> [Set problem]:
Copy out all the entries exactly.

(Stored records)
::::::
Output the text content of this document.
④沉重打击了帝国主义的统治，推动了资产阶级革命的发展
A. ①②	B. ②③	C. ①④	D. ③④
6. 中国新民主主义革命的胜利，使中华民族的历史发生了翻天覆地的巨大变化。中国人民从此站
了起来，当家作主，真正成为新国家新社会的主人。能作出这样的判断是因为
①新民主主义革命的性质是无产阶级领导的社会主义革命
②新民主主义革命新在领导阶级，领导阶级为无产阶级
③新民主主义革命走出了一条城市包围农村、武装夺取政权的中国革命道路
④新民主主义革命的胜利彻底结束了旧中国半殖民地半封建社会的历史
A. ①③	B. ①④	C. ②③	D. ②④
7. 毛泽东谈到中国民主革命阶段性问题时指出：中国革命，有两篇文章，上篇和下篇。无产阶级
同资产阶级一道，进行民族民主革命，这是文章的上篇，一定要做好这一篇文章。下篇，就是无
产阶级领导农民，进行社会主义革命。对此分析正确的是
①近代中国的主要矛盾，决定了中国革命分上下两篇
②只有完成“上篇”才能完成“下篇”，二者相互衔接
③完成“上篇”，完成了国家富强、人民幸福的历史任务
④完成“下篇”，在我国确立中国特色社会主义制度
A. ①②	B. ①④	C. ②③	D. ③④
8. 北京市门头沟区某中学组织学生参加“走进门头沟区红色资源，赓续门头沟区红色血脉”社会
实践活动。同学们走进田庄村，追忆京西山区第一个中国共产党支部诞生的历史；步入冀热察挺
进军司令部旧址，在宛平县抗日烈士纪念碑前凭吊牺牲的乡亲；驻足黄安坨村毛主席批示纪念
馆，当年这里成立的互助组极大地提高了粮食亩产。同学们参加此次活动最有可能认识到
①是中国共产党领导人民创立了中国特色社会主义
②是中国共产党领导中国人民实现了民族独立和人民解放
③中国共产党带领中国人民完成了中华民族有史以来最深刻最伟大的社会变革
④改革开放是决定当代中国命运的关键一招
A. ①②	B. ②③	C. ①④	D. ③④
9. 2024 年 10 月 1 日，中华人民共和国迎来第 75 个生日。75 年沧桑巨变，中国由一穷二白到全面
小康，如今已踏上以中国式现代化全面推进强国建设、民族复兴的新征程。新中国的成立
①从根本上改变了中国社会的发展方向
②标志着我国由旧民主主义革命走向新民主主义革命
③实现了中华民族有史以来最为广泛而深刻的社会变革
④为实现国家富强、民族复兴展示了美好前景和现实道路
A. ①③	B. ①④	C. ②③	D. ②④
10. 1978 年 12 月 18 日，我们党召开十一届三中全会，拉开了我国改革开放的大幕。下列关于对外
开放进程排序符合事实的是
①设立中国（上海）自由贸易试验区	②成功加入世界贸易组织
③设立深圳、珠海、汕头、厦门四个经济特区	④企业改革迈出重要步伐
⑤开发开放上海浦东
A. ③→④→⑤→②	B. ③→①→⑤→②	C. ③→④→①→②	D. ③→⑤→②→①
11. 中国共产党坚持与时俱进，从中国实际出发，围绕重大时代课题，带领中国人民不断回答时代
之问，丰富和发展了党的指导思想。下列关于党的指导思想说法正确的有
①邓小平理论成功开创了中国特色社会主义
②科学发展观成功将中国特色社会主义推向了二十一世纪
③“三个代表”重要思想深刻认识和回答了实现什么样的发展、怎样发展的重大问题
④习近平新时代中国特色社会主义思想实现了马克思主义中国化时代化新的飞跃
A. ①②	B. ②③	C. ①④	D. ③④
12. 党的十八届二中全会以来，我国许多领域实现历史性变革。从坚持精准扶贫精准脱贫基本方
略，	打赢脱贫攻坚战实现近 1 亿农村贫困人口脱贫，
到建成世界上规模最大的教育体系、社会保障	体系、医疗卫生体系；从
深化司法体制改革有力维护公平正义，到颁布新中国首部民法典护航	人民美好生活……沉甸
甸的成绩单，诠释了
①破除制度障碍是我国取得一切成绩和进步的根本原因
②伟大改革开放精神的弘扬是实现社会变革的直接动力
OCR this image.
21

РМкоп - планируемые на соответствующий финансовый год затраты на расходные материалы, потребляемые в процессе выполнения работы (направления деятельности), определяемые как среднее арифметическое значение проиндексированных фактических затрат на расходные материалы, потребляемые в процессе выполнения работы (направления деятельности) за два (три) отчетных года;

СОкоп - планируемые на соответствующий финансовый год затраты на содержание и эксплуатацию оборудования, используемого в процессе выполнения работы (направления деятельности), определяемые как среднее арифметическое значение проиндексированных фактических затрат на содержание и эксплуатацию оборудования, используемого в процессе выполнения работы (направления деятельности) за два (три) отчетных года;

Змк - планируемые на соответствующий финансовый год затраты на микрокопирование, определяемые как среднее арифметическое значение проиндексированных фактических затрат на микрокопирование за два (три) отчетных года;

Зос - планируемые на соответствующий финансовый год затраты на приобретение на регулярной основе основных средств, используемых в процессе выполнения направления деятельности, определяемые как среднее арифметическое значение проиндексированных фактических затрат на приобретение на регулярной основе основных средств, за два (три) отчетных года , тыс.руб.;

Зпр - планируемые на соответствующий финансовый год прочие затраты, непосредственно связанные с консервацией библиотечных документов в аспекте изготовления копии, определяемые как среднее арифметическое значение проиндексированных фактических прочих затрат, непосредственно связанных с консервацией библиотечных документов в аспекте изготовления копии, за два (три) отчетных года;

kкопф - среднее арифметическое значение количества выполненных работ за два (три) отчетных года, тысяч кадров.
::::::
> [Full output]:
Output the text content of this document.
④沉重打击了帝国主义的统治，推动了资产阶级革命的发展
A. ①②	B. ②③	C. ①④	D. ③④
6. 中国新民主主义革命的胜利，使中华民族的历史发生了翻天覆地的巨大变化。中国人民从此站
了起来，当家作主，真正成为新国家新社会的主人。能作出这样的判断是因为
①新民主主义革命的性质是无产阶级领导的社会主义革命
②新民主主义革命新在领导阶级，领导阶级为无产阶级
③新民主主义革命走出了一条城市包围农村、武装夺取政权的中国革命道路
④新民主主义革命的胜利彻底结束了旧中国半殖民地半封建社会的历史
A. ①③	B. ①④	C. ②③	D. ②④
7. 毛泽东谈到中国民主革命阶段性问题时指出：中国革命，有两篇文章，上篇和下篇。无产阶级
同资产阶级一道，进行民族民主革命，这是文章的上篇，一定要做好这一篇文章。下篇，就是无
产阶级领导农民，进行社会主义革命。对此分析正确的是
①近代中国的主要矛盾，决定了中国革命分上下两篇
②只有完成“上篇”才能完成“下篇”，二者相互衔接
③完成“上篇”，完成了国家富强、人民幸福的历史任务
④完成“下篇”，在我国确立中国特色社会主义制度
A. ①②	B. ①④	C. ②③	D. ③④
8. 北京市门头沟区某中学组织学生参加“走进门头沟区红色资源，赓续门头沟区红色血脉”社会
实践活动。同学们走进田庄村，追忆京西山区第一个中国共产党支部诞生的历史；步入冀热察挺
进军司令部旧址，在宛平县抗日烈士纪念碑前凭吊牺牲的乡亲；驻足黄安坨村毛主席批示纪念
馆，当年这里成立的互助组极大地提高了粮食亩产。同学们参加此次活动最有可能认识到
①是中国共产党领导人民创立了中国特色社会主义
②是中国共产党领导中国人民实现了民族独立和人民解放
③中国共产党带领中国人民完成了中华民族有史以来最深刻最伟大的社会变革
④改革开放是决定当代中国命运的关键一招
A. ①②	B. ②③	C. ①④	D. ③④
9. 2024 年 10 月 1 日，中华人民共和国迎来第 75 个生日。75 年沧桑巨变，中国由一穷二白到全面
小康，如今已踏上以中国式现代化全面推进强国建设、民族复兴的新征程。新中国的成立
①从根本上改变了中国社会的发展方向
②标志着我国由旧民主主义革命走向新民主主义革命
③实现了中华民族有史以来最为广泛而深刻的社会变革
④为实现国家富强、民族复兴展示了美好前景和现实道路
A. ①③	B. ①④	C. ②③	D. ②④
10. 1978 年 12 月 18 日，我们党召开十一届三中全会，拉开了我国改革开放的大幕。下列关于对外
开放进程排序符合事实的是
①设立中国（上海）自由贸易试验区	②成功加入世界贸易组织
③设立深圳、珠海、汕头、厦门四个经济特区	④企业改革迈出重要步伐
⑤开发开放上海浦东
A. ③→④→⑤→②	B. ③→①→⑤→②	C. ③→④→①→②	D. ③→⑤→②→①
11. 中国共产党坚持与时俱进，从中国实际出发，围绕重大时代课题，带领中国人民不断回答时代
之问，丰富和发展了党的指导思想。下列关于党的指导思想说法正确的有
①邓小平理论成功开创了中国特色社会主义
②科学发展观成功将中国特色社会主义推向了二十一世纪
③“三个代表”重要思想深刻认识和回答了实现什么样的发展、怎样发展的重大问题
④习近平新时代中国特色社会主义思想实现了马克思主义中国化时代化新的飞跃
A. ①②	B. ②③	C. ①④	D. ③④
12. 党的十八届二中全会以来，我国许多领域实现历史性变革。从坚持精准扶贫精准脱贫基本方
略，	打赢脱贫攻坚战实现近 1 亿农村贫困人口脱贫，
到建成世界上规模最大的教育体系、社会保障	体系、医疗卫生体系；从
深化司法体制改革有力维护公平正义，到颁布新中国首部民法典护航	人民美好生活……沉甸
甸的成绩单，诠释了
①破除制度障碍是我国取得一切成绩和进步的根本原因
②伟大改革开放精神的弘扬是实现社会变革的直接动力
OCR this image.
21

РМкоп - планируемые на соответствующий финансовый год затраты на расходные материалы, потребляемые в процессе выполнения работы (направления деятельности), определяемые как среднее арифметическое значение проиндексированных фактических затрат на расходные материалы, потребляемые в процессе выполнения работы (направления деятельности) за два (три) отчетных года;

СОкоп - планируемые на соответствующий финансовый год затраты на содержание и эксплуатацию оборудования, используемого в процессе выполнения работы (направления деятельности), определяемые как среднее арифметическое значение проиндексированных фактических затрат на содержание и эксплуатацию оборудования, используемого в процессе выполнения работы (направления деятельности) за два (три) отчетных года;

Змк - планируемые на соответствующий финансовый год затраты на микрокопирование, определяемые как среднее арифметическое значение проиндексированных фактических затрат на микрокопирование за два (три) отчетных года;

Зос - планируемые на соответствующий финансовый год затраты на приобретение на регулярной основе основных средств, используемых в процессе выполнения направления деятельности, определяемые как среднее арифметическое значение проиндексированных фактических затрат на приобретение на регулярной основе основных средств, за два (три) отчетных года , тыс.руб.;

Зпр - планируемые на соответствующий финансовый год прочие затраты, непосредственно связанные с консервацией библиотечных документов в аспекте изготовления копии, определяемые как среднее арифметическое значение проиндексированных фактических прочих затрат, непосредственно связанных с консервацией библиотечных документов в аспекте изготовления копии, за два (три) отчетных года;

kкопф - среднее арифметическое значение количества выполненных работ за два (три) отчетных года, тысяч кадров.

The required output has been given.